— Available data —
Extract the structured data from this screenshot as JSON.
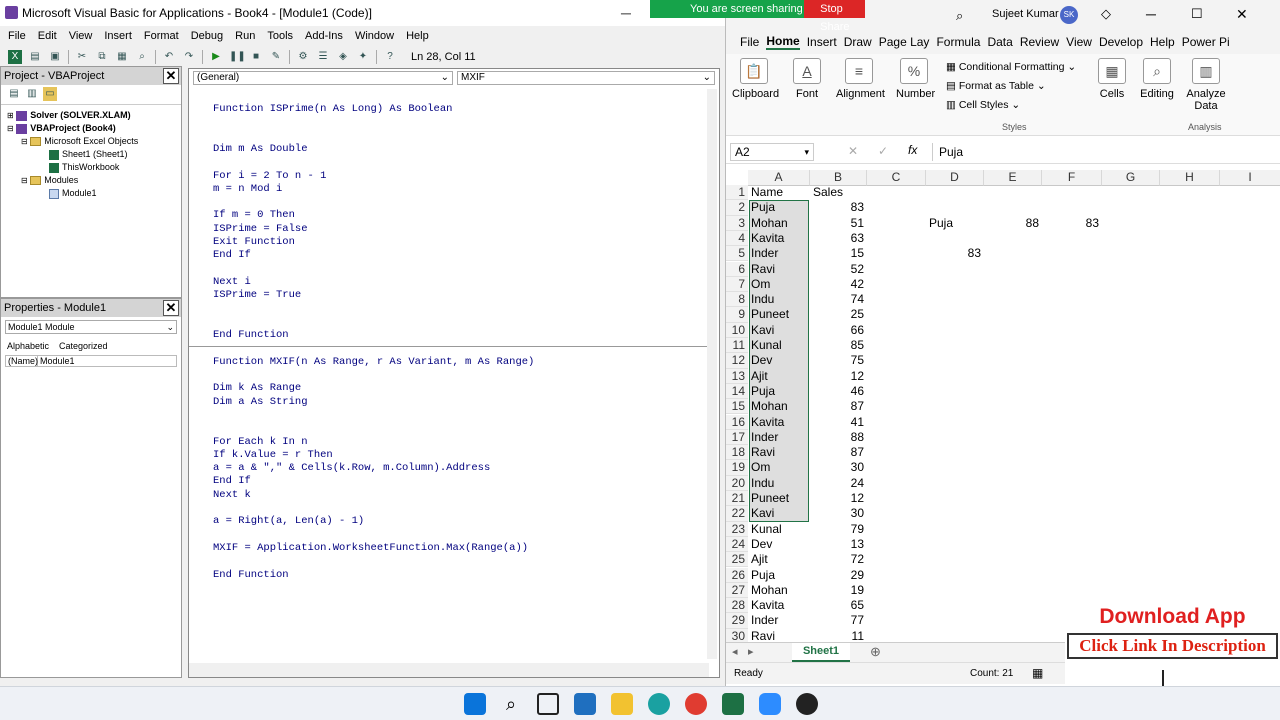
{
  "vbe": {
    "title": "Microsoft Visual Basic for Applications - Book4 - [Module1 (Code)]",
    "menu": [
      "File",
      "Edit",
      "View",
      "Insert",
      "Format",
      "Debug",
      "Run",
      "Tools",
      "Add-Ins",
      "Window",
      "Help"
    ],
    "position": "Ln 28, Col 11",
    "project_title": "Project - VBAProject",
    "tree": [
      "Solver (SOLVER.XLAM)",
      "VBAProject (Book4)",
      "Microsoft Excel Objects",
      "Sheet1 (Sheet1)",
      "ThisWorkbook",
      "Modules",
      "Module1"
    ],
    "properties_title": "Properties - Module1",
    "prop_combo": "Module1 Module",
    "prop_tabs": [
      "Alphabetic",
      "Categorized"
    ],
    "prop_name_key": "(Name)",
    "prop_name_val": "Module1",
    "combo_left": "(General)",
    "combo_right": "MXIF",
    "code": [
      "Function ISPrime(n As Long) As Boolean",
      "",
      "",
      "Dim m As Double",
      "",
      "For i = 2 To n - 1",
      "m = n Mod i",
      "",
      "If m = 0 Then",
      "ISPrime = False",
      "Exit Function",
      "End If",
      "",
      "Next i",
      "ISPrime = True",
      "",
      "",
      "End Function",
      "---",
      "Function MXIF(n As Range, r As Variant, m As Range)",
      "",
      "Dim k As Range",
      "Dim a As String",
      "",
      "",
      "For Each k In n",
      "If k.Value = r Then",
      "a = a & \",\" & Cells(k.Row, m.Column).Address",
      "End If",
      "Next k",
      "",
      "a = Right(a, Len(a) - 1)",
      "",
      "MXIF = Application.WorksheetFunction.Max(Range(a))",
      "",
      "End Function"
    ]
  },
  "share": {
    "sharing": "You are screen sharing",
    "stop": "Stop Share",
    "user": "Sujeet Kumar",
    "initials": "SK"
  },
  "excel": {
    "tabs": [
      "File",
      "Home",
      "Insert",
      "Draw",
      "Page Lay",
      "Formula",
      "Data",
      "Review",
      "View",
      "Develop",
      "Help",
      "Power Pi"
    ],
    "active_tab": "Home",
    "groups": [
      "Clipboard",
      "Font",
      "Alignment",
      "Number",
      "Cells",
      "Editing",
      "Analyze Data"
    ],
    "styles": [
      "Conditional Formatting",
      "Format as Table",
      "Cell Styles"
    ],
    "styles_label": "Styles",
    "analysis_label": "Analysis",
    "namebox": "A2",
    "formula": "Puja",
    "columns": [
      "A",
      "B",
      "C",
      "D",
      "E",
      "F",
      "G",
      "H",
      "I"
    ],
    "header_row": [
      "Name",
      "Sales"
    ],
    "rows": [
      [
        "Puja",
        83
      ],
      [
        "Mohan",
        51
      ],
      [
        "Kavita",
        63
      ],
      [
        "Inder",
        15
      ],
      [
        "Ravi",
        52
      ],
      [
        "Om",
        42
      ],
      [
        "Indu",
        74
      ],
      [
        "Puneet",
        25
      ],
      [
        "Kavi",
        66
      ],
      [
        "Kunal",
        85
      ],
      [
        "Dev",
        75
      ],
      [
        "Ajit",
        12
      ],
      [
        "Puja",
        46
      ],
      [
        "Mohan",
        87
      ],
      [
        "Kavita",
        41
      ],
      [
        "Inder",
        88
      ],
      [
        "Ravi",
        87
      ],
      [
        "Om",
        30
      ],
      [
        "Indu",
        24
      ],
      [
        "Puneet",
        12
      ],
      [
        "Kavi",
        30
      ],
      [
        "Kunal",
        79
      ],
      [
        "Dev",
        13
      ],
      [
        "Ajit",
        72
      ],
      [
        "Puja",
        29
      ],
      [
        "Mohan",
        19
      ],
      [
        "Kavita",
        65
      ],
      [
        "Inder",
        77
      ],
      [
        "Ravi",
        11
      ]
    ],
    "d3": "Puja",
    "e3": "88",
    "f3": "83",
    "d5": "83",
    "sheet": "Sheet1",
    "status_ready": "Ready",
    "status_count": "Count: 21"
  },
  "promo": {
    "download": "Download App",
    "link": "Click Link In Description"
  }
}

— Directions —
Give only the number of lines in the preceding material that contain the string "Cells".

— Solution below —
2